** Begin Provided records **

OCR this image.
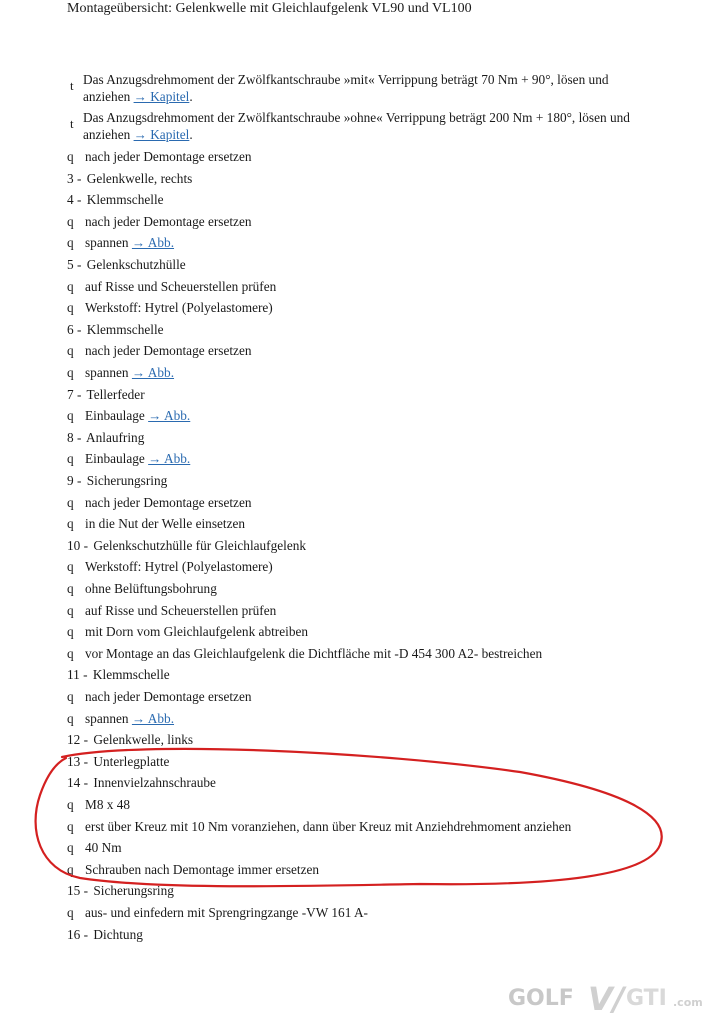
Montageübersicht: Gelenkwelle mit Gleichlaufgelenk VL90 und VL100
t Das Anzugsdrehmoment der Zwölfkantschraube »mit« Verrippung beträgt 70 Nm + 90°, lösen und anziehen → Kapitel.
t Das Anzugsdrehmoment der Zwölfkantschraube »ohne« Verrippung beträgt 200 Nm + 180°, lösen und anziehen → Kapitel.
q nach jeder Demontage ersetzen
3 - Gelenkwelle, rechts
4 - Klemmschelle
q nach jeder Demontage ersetzen
q spannen → Abb.
5 - Gelenkschutzhülle
q auf Risse und Scheuerstellen prüfen
q Werkstoff: Hytrel (Polyelastomere)
6 - Klemmschelle
q nach jeder Demontage ersetzen
q spannen → Abb.
7 - Tellerfeder
q Einbaulage → Abb.
8 - Anlaufring
q Einbaulage → Abb.
9 - Sicherungsring
q nach jeder Demontage ersetzen
q in die Nut der Welle einsetzen
10 - Gelenkschutzhülle für Gleichlaufgelenk
q Werkstoff: Hytrel (Polyelastomere)
q ohne Belüftungsbohrung
q auf Risse und Scheuerstellen prüfen
q mit Dorn vom Gleichlaufgelenk abtreiben
q vor Montage an das Gleichlaufgelenk die Dichtfläche mit -D 454 300 A2- bestreichen
11 - Klemmschelle
q nach jeder Demontage ersetzen
q spannen → Abb.
12 - Gelenkwelle, links
13 - Unterlegplatte
14 - Innenvielzahnschraube
q M8 x 48
q erst über Kreuz mit 10 Nm voranziehen, dann über Kreuz mit Anziehdrehmoment anziehen
q 40 Nm
q Schrauben nach Demontage immer ersetzen
15 - Sicherungsring
q aus- und einfedern mit Sprengringzange -VW 161 A-
16 - Dichtung
GOLF V/ GTI .com
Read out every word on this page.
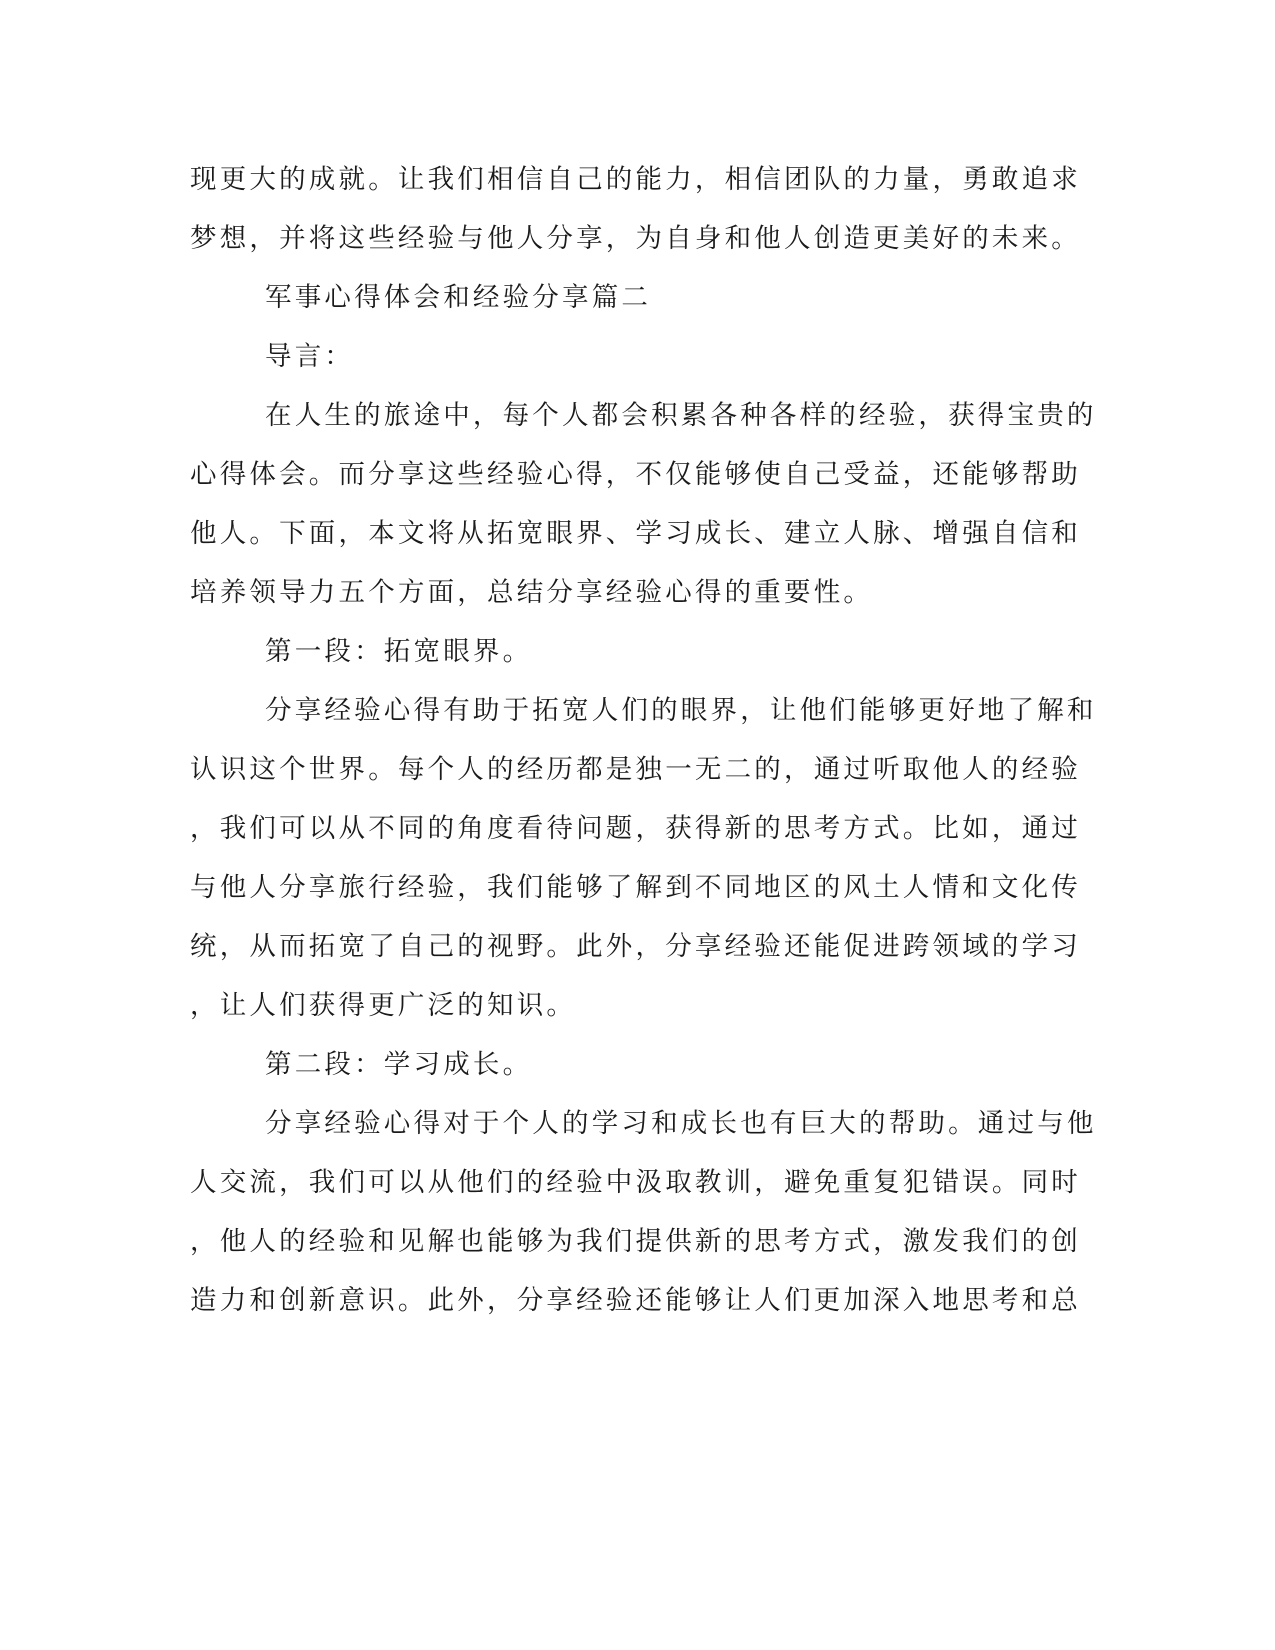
现更大的成就。让我们相信自己的能力，相信团队的力量，勇敢追求
梦想，并将这些经验与他人分享，为自身和他人创造更美好的未来。
军事心得体会和经验分享篇二
导言：
在人生的旅途中，每个人都会积累各种各样的经验，获得宝贵的
心得体会。而分享这些经验心得，不仅能够使自己受益，还能够帮助
他人。下面，本文将从拓宽眼界、学习成长、建立人脉、增强自信和
培养领导力五个方面，总结分享经验心得的重要性。
第一段：拓宽眼界。
分享经验心得有助于拓宽人们的眼界，让他们能够更好地了解和
认识这个世界。每个人的经历都是独一无二的，通过听取他人的经验
，我们可以从不同的角度看待问题，获得新的思考方式。比如，通过
与他人分享旅行经验，我们能够了解到不同地区的风土人情和文化传
统，从而拓宽了自己的视野。此外，分享经验还能促进跨领域的学习
，让人们获得更广泛的知识。
第二段：学习成长。
分享经验心得对于个人的学习和成长也有巨大的帮助。通过与他
人交流，我们可以从他们的经验中汲取教训，避免重复犯错误。同时
，他人的经验和见解也能够为我们提供新的思考方式，激发我们的创
造力和创新意识。此外，分享经验还能够让人们更加深入地思考和总
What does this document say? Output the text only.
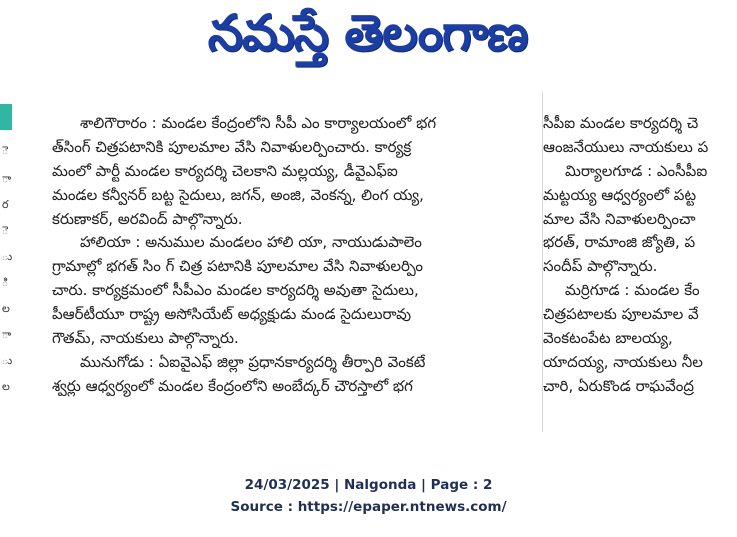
నమస్తే తెలంగాణ
ె
ా
ర
ె
ు
ి
ల
ా
ు
ల
శాలిగౌరారం : మండల కేంద్రంలోని సీపీ ఎం కార్యాలయంలో భగ
త్‌సింగ్ చిత్రపటానికి పూలమాల వేసి నివాళులర్పించారు. కార్యక్ర
మంలో పార్టీ మండల కార్యదర్శి చెలకాని మల్లయ్య, డీవైఎఫ్‌ఐ
మండల కన్వీనర్ బట్ట సైదులు, జగన్, అంజి, వెంకన్న, లింగ య్య,
కరుణాకర్, అరవింద్ పాల్గొన్నారు.
హాలియా : అనుముల మండలం హాలి యా, నాయుడుపాలెం
గ్రామాల్లో భగత్ సిం గ్ చిత్ర పటానికి పూలమాల వేసి నివాళులర్పిం
చారు. కార్యక్రమంలో సీపీఎం మండల కార్యదర్శి అవుతా సైదులు,
పీఆర్‌టీయూ రాష్ట్ర అసోసియేట్ అధ్యక్షుడు మండ సైదులురావు
గౌతమ్, నాయకులు పాల్గొన్నారు.
మునుగోడు : ఏఐవైఎఫ్ జిల్లా ప్రధానకార్యదర్శి తీర్పారి వెంకటే
శ్వర్లు ఆధ్వర్యంలో మండల కేంద్రంలోని అంబేద్కర్ చౌరస్తాలో భగ
సీపీఐ మండల కార్యదర్శి చె
ఆంజనేయులు నాయకులు ప
మిర్యాలగూడ : ఎంసీపీఐ
మట్టయ్య ఆధ్వర్యంలో పట్ట
మాల వేసి నివాళులర్పించా
భరత్, రామాంజి జ్యోతి, ప
సందీప్ పాల్గొన్నారు.
మర్రిగూడ : మండల కేం
చిత్రపటాలకు పూలమాల వే
వెంకటంపేట బాలయ్య,
యాదయ్య, నాయకులు నీల
చారి, ఏరుకొండ రాఘవేంద్ర
24/03/2025 | Nalgonda | Page : 2
Source : https://epaper.ntnews.com/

** End Provided records **

* _What you will do_:
In the listing, find every line with the word "this" and state how many there are, nothing more.

* _The response_:
3